> [STATED EXERCISE] Below is a block of records; return all of them exactly, but without the images.

(Saved entries)
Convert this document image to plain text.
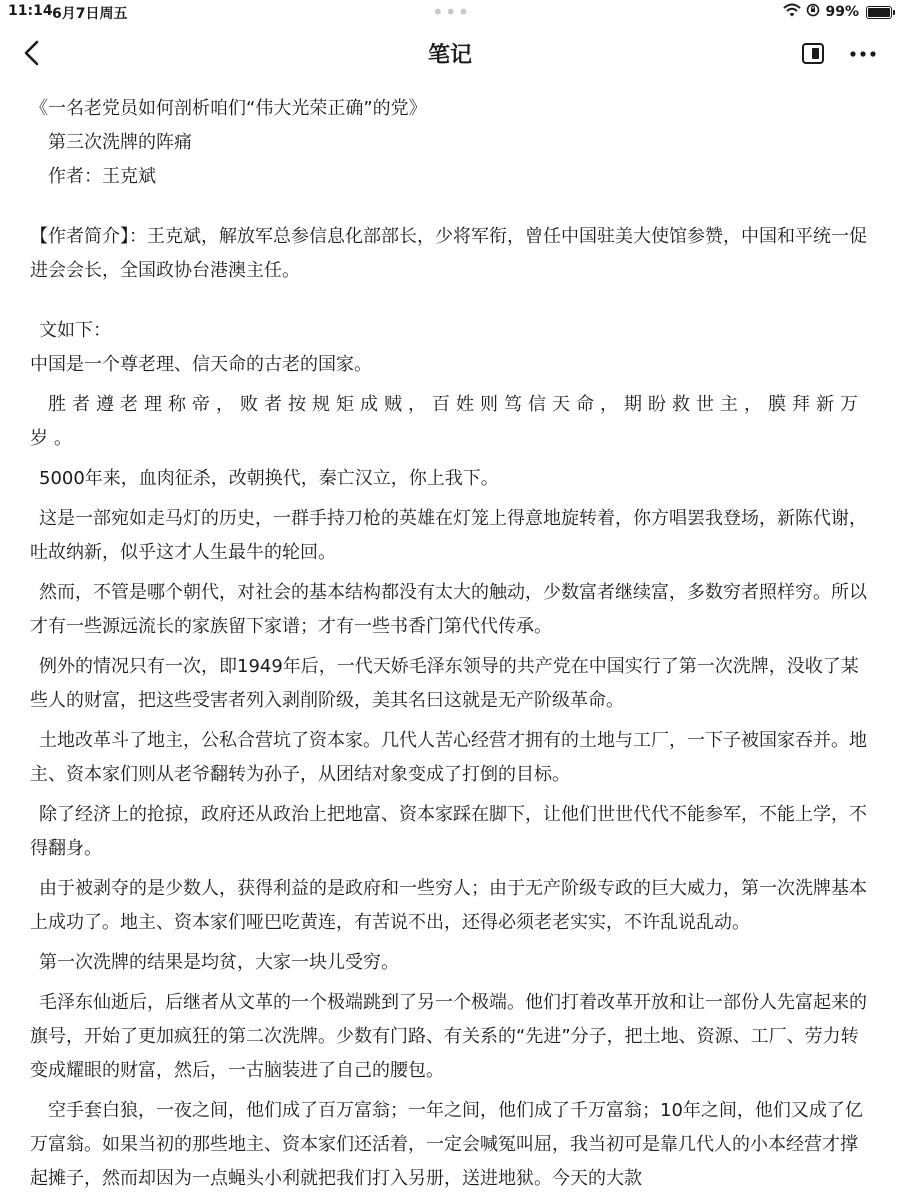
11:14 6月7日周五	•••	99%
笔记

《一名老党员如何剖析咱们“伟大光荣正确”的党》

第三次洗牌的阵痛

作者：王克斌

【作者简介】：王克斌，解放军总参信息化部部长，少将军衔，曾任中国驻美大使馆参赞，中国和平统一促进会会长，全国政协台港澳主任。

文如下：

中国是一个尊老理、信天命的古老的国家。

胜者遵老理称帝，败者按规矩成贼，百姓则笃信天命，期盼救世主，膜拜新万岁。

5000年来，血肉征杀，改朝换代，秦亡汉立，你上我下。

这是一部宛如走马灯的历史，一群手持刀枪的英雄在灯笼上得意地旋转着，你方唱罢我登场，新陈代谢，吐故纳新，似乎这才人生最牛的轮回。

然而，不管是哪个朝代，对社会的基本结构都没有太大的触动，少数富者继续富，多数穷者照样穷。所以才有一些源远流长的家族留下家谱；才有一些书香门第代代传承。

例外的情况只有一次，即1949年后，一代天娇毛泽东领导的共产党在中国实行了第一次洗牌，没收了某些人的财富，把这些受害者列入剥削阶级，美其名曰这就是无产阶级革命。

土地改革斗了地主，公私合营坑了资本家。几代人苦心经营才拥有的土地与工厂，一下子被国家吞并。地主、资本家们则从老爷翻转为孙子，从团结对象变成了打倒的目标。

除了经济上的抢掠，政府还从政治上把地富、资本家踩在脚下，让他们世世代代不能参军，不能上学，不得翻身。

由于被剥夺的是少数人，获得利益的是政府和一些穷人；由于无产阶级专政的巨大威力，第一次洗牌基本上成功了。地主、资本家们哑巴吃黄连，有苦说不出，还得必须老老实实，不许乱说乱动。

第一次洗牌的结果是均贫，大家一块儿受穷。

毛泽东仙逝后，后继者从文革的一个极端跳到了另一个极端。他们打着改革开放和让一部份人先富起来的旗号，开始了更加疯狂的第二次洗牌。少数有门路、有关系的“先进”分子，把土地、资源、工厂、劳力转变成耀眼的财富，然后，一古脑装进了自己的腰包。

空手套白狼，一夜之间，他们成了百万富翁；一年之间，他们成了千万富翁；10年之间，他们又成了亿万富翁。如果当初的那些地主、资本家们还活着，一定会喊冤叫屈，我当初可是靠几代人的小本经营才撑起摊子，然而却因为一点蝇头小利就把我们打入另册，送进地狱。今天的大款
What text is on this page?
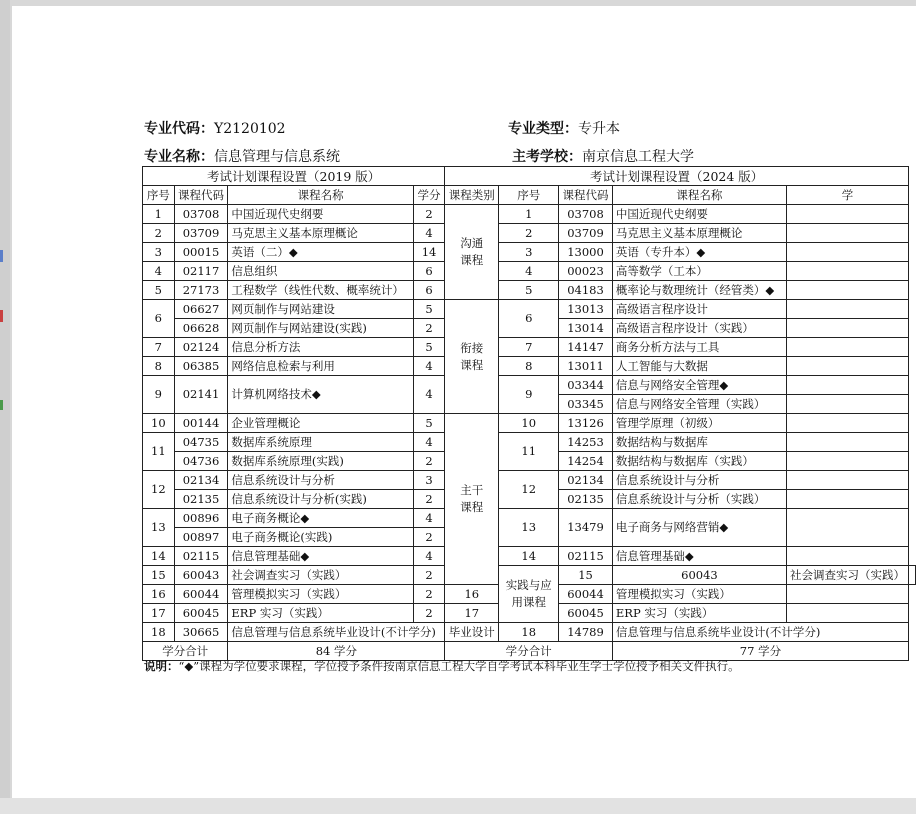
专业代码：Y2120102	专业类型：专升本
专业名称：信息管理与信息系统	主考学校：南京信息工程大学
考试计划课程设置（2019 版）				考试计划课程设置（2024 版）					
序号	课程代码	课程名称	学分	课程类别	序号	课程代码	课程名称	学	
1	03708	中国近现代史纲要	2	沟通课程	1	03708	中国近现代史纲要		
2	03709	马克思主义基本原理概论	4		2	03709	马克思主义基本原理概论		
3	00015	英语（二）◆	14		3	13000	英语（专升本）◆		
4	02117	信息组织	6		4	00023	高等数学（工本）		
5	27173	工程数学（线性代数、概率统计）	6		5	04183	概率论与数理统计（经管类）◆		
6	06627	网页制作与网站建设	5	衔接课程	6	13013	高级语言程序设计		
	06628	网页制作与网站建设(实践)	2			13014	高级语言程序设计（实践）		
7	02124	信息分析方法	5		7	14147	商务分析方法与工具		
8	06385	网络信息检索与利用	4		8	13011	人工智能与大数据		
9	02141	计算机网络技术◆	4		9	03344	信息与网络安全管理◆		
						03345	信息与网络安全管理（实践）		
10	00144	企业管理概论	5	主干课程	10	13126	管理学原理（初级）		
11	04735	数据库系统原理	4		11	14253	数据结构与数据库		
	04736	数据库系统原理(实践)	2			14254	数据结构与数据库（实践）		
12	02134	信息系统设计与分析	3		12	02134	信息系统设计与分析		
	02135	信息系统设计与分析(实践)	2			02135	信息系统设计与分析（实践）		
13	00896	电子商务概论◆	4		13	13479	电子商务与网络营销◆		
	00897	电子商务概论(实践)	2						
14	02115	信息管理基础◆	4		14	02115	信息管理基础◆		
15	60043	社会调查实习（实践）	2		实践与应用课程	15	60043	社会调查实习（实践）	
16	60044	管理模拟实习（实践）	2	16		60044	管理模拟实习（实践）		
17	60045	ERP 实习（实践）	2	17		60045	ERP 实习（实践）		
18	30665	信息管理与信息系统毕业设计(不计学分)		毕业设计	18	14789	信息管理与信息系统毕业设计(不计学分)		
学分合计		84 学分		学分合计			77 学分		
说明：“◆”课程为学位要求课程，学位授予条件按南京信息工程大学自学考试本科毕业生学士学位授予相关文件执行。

> [TASK RESPONSE]
Convert this document image to plain text.
11:14 6月7日周五	•••	99%
笔记

《一名老党员如何剖析咱们“伟大光荣正确”的党》

第三次洗牌的阵痛

作者：王克斌

【作者简介】：王克斌，解放军总参信息化部部长，少将军衔，曾任中国驻美大使馆参赞，中国和平统一促进会会长，全国政协台港澳主任。

文如下：

中国是一个尊老理、信天命的古老的国家。

胜者遵老理称帝，败者按规矩成贼，百姓则笃信天命，期盼救世主，膜拜新万岁。

5000年来，血肉征杀，改朝换代，秦亡汉立，你上我下。

这是一部宛如走马灯的历史，一群手持刀枪的英雄在灯笼上得意地旋转着，你方唱罢我登场，新陈代谢，吐故纳新，似乎这才人生最牛的轮回。

然而，不管是哪个朝代，对社会的基本结构都没有太大的触动，少数富者继续富，多数穷者照样穷。所以才有一些源远流长的家族留下家谱；才有一些书香门第代代传承。

例外的情况只有一次，即1949年后，一代天娇毛泽东领导的共产党在中国实行了第一次洗牌，没收了某些人的财富，把这些受害者列入剥削阶级，美其名曰这就是无产阶级革命。

土地改革斗了地主，公私合营坑了资本家。几代人苦心经营才拥有的土地与工厂，一下子被国家吞并。地主、资本家们则从老爷翻转为孙子，从团结对象变成了打倒的目标。

除了经济上的抢掠，政府还从政治上把地富、资本家踩在脚下，让他们世世代代不能参军，不能上学，不得翻身。

由于被剥夺的是少数人，获得利益的是政府和一些穷人；由于无产阶级专政的巨大威力，第一次洗牌基本上成功了。地主、资本家们哑巴吃黄连，有苦说不出，还得必须老老实实，不许乱说乱动。

第一次洗牌的结果是均贫，大家一块儿受穷。

毛泽东仙逝后，后继者从文革的一个极端跳到了另一个极端。他们打着改革开放和让一部份人先富起来的旗号，开始了更加疯狂的第二次洗牌。少数有门路、有关系的“先进”分子，把土地、资源、工厂、劳力转变成耀眼的财富，然后，一古脑装进了自己的腰包。

空手套白狼，一夜之间，他们成了百万富翁；一年之间，他们成了千万富翁；10年之间，他们又成了亿万富翁。如果当初的那些地主、资本家们还活着，一定会喊冤叫屈，我当初可是靠几代人的小本经营才撑起摊子，然而却因为一点蝇头小利就把我们打入另册，送进地狱。今天的大款
What text is on this page?
专业代码：Y2120102	专业类型：专升本
专业名称：信息管理与信息系统	主考学校：南京信息工程大学
考试计划课程设置（2019 版）				考试计划课程设置（2024 版）					
序号	课程代码	课程名称	学分	课程类别	序号	课程代码	课程名称	学	
1	03708	中国近现代史纲要	2	沟通课程	1	03708	中国近现代史纲要		
2	03709	马克思主义基本原理概论	4		2	03709	马克思主义基本原理概论		
3	00015	英语（二）◆	14		3	13000	英语（专升本）◆		
4	02117	信息组织	6		4	00023	高等数学（工本）		
5	27173	工程数学（线性代数、概率统计）	6		5	04183	概率论与数理统计（经管类）◆		
6	06627	网页制作与网站建设	5	衔接课程	6	13013	高级语言程序设计		
	06628	网页制作与网站建设(实践)	2			13014	高级语言程序设计（实践）		
7	02124	信息分析方法	5		7	14147	商务分析方法与工具		
8	06385	网络信息检索与利用	4		8	13011	人工智能与大数据		
9	02141	计算机网络技术◆	4		9	03344	信息与网络安全管理◆		
						03345	信息与网络安全管理（实践）		
10	00144	企业管理概论	5	主干课程	10	13126	管理学原理（初级）		
11	04735	数据库系统原理	4		11	14253	数据结构与数据库		
	04736	数据库系统原理(实践)	2			14254	数据结构与数据库（实践）		
12	02134	信息系统设计与分析	3		12	02134	信息系统设计与分析		
	02135	信息系统设计与分析(实践)	2			02135	信息系统设计与分析（实践）		
13	00896	电子商务概论◆	4		13	13479	电子商务与网络营销◆		
	00897	电子商务概论(实践)	2						
14	02115	信息管理基础◆	4		14	02115	信息管理基础◆		
15	60043	社会调查实习（实践）	2		实践与应用课程	15	60043	社会调查实习（实践）	
16	60044	管理模拟实习（实践）	2	16		60044	管理模拟实习（实践）		
17	60045	ERP 实习（实践）	2	17		60045	ERP 实习（实践）		
18	30665	信息管理与信息系统毕业设计(不计学分)		毕业设计	18	14789	信息管理与信息系统毕业设计(不计学分)		
学分合计		84 学分		学分合计			77 学分		
说明：“◆”课程为学位要求课程，学位授予条件按南京信息工程大学自学考试本科毕业生学士学位授予相关文件执行。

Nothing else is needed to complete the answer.